● What you will do: Each record needs to be echoed exactly; can you do that?
—————
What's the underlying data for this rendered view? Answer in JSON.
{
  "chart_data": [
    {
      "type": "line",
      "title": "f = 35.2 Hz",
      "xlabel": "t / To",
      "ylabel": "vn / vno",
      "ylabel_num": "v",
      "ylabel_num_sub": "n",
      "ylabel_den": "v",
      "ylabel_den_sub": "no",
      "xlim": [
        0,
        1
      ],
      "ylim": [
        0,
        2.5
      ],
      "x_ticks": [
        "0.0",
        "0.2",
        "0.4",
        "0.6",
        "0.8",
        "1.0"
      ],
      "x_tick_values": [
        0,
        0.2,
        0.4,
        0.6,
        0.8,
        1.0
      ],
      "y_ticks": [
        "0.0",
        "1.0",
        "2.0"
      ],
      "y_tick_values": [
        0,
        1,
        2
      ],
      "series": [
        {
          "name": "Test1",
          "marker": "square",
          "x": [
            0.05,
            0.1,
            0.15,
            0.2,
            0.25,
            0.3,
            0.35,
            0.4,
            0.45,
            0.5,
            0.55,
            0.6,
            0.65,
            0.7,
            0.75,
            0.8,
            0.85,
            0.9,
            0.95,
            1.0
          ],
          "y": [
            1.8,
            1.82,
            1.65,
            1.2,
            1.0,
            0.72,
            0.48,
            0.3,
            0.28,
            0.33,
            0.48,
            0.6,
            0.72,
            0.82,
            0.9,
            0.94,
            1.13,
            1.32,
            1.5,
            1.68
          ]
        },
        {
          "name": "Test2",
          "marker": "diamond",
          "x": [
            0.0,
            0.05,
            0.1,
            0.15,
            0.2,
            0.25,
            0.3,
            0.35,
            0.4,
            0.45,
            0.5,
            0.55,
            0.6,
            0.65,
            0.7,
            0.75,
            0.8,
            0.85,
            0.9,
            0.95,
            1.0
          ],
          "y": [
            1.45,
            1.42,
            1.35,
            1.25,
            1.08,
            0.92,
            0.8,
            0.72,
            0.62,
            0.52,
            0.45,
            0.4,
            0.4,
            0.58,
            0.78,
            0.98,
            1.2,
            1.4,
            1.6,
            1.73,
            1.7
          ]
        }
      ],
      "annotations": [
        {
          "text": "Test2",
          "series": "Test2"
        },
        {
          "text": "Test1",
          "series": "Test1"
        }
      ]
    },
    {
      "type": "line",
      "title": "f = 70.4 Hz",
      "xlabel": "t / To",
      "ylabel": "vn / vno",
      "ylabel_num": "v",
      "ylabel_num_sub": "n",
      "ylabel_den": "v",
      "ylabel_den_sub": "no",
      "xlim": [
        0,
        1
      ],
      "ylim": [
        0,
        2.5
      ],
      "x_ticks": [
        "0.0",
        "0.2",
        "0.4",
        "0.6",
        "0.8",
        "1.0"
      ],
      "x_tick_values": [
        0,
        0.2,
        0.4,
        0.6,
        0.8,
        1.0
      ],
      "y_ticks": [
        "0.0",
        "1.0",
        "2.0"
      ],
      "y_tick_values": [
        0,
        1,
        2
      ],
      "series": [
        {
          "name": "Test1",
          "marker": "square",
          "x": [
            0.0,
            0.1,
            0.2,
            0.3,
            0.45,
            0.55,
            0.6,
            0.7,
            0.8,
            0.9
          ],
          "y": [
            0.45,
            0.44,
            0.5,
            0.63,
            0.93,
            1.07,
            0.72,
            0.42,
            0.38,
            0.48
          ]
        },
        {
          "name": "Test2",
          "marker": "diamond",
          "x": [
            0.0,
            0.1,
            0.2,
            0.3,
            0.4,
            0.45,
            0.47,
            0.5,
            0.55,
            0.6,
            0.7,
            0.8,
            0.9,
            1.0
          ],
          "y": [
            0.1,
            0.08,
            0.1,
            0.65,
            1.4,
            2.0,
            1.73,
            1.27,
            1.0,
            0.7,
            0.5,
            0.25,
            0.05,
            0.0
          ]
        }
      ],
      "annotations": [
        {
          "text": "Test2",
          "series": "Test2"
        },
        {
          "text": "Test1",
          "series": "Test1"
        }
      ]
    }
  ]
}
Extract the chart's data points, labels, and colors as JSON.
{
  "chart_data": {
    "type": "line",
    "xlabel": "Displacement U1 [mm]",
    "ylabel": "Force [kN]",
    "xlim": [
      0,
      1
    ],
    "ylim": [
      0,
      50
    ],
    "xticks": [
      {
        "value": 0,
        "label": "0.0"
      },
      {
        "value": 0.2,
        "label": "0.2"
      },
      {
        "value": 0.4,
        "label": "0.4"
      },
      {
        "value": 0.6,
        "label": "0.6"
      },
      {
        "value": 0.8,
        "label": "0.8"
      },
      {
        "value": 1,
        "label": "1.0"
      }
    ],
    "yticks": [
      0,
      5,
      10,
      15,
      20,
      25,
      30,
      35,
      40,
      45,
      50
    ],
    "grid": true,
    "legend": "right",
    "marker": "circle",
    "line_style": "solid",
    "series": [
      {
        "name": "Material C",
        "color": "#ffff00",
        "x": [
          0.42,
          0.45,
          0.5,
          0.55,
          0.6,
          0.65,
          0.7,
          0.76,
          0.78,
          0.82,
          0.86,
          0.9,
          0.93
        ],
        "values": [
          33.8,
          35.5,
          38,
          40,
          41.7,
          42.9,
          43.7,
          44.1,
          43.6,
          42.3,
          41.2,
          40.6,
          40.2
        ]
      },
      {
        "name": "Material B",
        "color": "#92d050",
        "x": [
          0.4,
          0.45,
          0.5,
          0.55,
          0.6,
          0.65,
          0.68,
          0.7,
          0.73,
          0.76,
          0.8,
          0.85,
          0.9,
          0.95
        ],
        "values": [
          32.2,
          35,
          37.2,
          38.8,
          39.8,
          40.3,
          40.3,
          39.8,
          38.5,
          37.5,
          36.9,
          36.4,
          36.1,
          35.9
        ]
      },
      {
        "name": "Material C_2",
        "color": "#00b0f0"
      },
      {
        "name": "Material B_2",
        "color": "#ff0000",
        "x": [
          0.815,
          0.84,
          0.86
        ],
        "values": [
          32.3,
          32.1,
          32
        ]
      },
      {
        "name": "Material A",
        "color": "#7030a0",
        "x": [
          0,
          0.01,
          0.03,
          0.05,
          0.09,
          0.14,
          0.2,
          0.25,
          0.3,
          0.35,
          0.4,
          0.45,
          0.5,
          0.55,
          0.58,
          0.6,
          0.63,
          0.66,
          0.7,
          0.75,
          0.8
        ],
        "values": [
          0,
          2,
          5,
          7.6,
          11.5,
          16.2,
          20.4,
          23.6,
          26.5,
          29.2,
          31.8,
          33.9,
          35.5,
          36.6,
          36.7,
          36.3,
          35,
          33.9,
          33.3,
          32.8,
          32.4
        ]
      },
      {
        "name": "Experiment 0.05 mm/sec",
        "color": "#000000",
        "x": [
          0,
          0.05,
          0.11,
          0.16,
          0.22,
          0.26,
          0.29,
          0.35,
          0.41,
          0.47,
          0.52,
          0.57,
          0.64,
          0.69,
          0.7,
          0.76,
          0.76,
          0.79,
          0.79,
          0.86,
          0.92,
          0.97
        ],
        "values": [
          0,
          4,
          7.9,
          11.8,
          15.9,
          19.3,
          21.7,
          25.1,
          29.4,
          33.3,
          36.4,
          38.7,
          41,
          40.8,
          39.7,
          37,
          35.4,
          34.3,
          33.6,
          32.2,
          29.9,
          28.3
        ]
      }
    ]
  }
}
—————
● Full response:
What's the underlying data for this rendered view? Answer in JSON.
{
  "chart_data": [
    {
      "type": "line",
      "title": "f = 35.2 Hz",
      "xlabel": "t / To",
      "ylabel": "vn / vno",
      "ylabel_num": "v",
      "ylabel_num_sub": "n",
      "ylabel_den": "v",
      "ylabel_den_sub": "no",
      "xlim": [
        0,
        1
      ],
      "ylim": [
        0,
        2.5
      ],
      "x_ticks": [
        "0.0",
        "0.2",
        "0.4",
        "0.6",
        "0.8",
        "1.0"
      ],
      "x_tick_values": [
        0,
        0.2,
        0.4,
        0.6,
        0.8,
        1.0
      ],
      "y_ticks": [
        "0.0",
        "1.0",
        "2.0"
      ],
      "y_tick_values": [
        0,
        1,
        2
      ],
      "series": [
        {
          "name": "Test1",
          "marker": "square",
          "x": [
            0.05,
            0.1,
            0.15,
            0.2,
            0.25,
            0.3,
            0.35,
            0.4,
            0.45,
            0.5,
            0.55,
            0.6,
            0.65,
            0.7,
            0.75,
            0.8,
            0.85,
            0.9,
            0.95,
            1.0
          ],
          "y": [
            1.8,
            1.82,
            1.65,
            1.2,
            1.0,
            0.72,
            0.48,
            0.3,
            0.28,
            0.33,
            0.48,
            0.6,
            0.72,
            0.82,
            0.9,
            0.94,
            1.13,
            1.32,
            1.5,
            1.68
          ]
        },
        {
          "name": "Test2",
          "marker": "diamond",
          "x": [
            0.0,
            0.05,
            0.1,
            0.15,
            0.2,
            0.25,
            0.3,
            0.35,
            0.4,
            0.45,
            0.5,
            0.55,
            0.6,
            0.65,
            0.7,
            0.75,
            0.8,
            0.85,
            0.9,
            0.95,
            1.0
          ],
          "y": [
            1.45,
            1.42,
            1.35,
            1.25,
            1.08,
            0.92,
            0.8,
            0.72,
            0.62,
            0.52,
            0.45,
            0.4,
            0.4,
            0.58,
            0.78,
            0.98,
            1.2,
            1.4,
            1.6,
            1.73,
            1.7
          ]
        }
      ],
      "annotations": [
        {
          "text": "Test2",
          "series": "Test2"
        },
        {
          "text": "Test1",
          "series": "Test1"
        }
      ]
    },
    {
      "type": "line",
      "title": "f = 70.4 Hz",
      "xlabel": "t / To",
      "ylabel": "vn / vno",
      "ylabel_num": "v",
      "ylabel_num_sub": "n",
      "ylabel_den": "v",
      "ylabel_den_sub": "no",
      "xlim": [
        0,
        1
      ],
      "ylim": [
        0,
        2.5
      ],
      "x_ticks": [
        "0.0",
        "0.2",
        "0.4",
        "0.6",
        "0.8",
        "1.0"
      ],
      "x_tick_values": [
        0,
        0.2,
        0.4,
        0.6,
        0.8,
        1.0
      ],
      "y_ticks": [
        "0.0",
        "1.0",
        "2.0"
      ],
      "y_tick_values": [
        0,
        1,
        2
      ],
      "series": [
        {
          "name": "Test1",
          "marker": "square",
          "x": [
            0.0,
            0.1,
            0.2,
            0.3,
            0.45,
            0.55,
            0.6,
            0.7,
            0.8,
            0.9
          ],
          "y": [
            0.45,
            0.44,
            0.5,
            0.63,
            0.93,
            1.07,
            0.72,
            0.42,
            0.38,
            0.48
          ]
        },
        {
          "name": "Test2",
          "marker": "diamond",
          "x": [
            0.0,
            0.1,
            0.2,
            0.3,
            0.4,
            0.45,
            0.47,
            0.5,
            0.55,
            0.6,
            0.7,
            0.8,
            0.9,
            1.0
          ],
          "y": [
            0.1,
            0.08,
            0.1,
            0.65,
            1.4,
            2.0,
            1.73,
            1.27,
            1.0,
            0.7,
            0.5,
            0.25,
            0.05,
            0.0
          ]
        }
      ],
      "annotations": [
        {
          "text": "Test2",
          "series": "Test2"
        },
        {
          "text": "Test1",
          "series": "Test1"
        }
      ]
    }
  ]
}
Extract the chart's data points, labels, and colors as JSON.
{
  "chart_data": {
    "type": "line",
    "xlabel": "Displacement U1 [mm]",
    "ylabel": "Force [kN]",
    "xlim": [
      0,
      1
    ],
    "ylim": [
      0,
      50
    ],
    "xticks": [
      {
        "value": 0,
        "label": "0.0"
      },
      {
        "value": 0.2,
        "label": "0.2"
      },
      {
        "value": 0.4,
        "label": "0.4"
      },
      {
        "value": 0.6,
        "label": "0.6"
      },
      {
        "value": 0.8,
        "label": "0.8"
      },
      {
        "value": 1,
        "label": "1.0"
      }
    ],
    "yticks": [
      0,
      5,
      10,
      15,
      20,
      25,
      30,
      35,
      40,
      45,
      50
    ],
    "grid": true,
    "legend": "right",
    "marker": "circle",
    "line_style": "solid",
    "series": [
      {
        "name": "Material C",
        "color": "#ffff00",
        "x": [
          0.42,
          0.45,
          0.5,
          0.55,
          0.6,
          0.65,
          0.7,
          0.76,
          0.78,
          0.82,
          0.86,
          0.9,
          0.93
        ],
        "values": [
          33.8,
          35.5,
          38,
          40,
          41.7,
          42.9,
          43.7,
          44.1,
          43.6,
          42.3,
          41.2,
          40.6,
          40.2
        ]
      },
      {
        "name": "Material B",
        "color": "#92d050",
        "x": [
          0.4,
          0.45,
          0.5,
          0.55,
          0.6,
          0.65,
          0.68,
          0.7,
          0.73,
          0.76,
          0.8,
          0.85,
          0.9,
          0.95
        ],
        "values": [
          32.2,
          35,
          37.2,
          38.8,
          39.8,
          40.3,
          40.3,
          39.8,
          38.5,
          37.5,
          36.9,
          36.4,
          36.1,
          35.9
        ]
      },
      {
        "name": "Material C_2",
        "color": "#00b0f0"
      },
      {
        "name": "Material B_2",
        "color": "#ff0000",
        "x": [
          0.815,
          0.84,
          0.86
        ],
        "values": [
          32.3,
          32.1,
          32
        ]
      },
      {
        "name": "Material A",
        "color": "#7030a0",
        "x": [
          0,
          0.01,
          0.03,
          0.05,
          0.09,
          0.14,
          0.2,
          0.25,
          0.3,
          0.35,
          0.4,
          0.45,
          0.5,
          0.55,
          0.58,
          0.6,
          0.63,
          0.66,
          0.7,
          0.75,
          0.8
        ],
        "values": [
          0,
          2,
          5,
          7.6,
          11.5,
          16.2,
          20.4,
          23.6,
          26.5,
          29.2,
          31.8,
          33.9,
          35.5,
          36.6,
          36.7,
          36.3,
          35,
          33.9,
          33.3,
          32.8,
          32.4
        ]
      },
      {
        "name": "Experiment 0.05 mm/sec",
        "color": "#000000",
        "x": [
          0,
          0.05,
          0.11,
          0.16,
          0.22,
          0.26,
          0.29,
          0.35,
          0.41,
          0.47,
          0.52,
          0.57,
          0.64,
          0.69,
          0.7,
          0.76,
          0.76,
          0.79,
          0.79,
          0.86,
          0.92,
          0.97
        ],
        "values": [
          0,
          4,
          7.9,
          11.8,
          15.9,
          19.3,
          21.7,
          25.1,
          29.4,
          33.3,
          36.4,
          38.7,
          41,
          40.8,
          39.7,
          37,
          35.4,
          34.3,
          33.6,
          32.2,
          29.9,
          28.3
        ]
      }
    ]
  }
}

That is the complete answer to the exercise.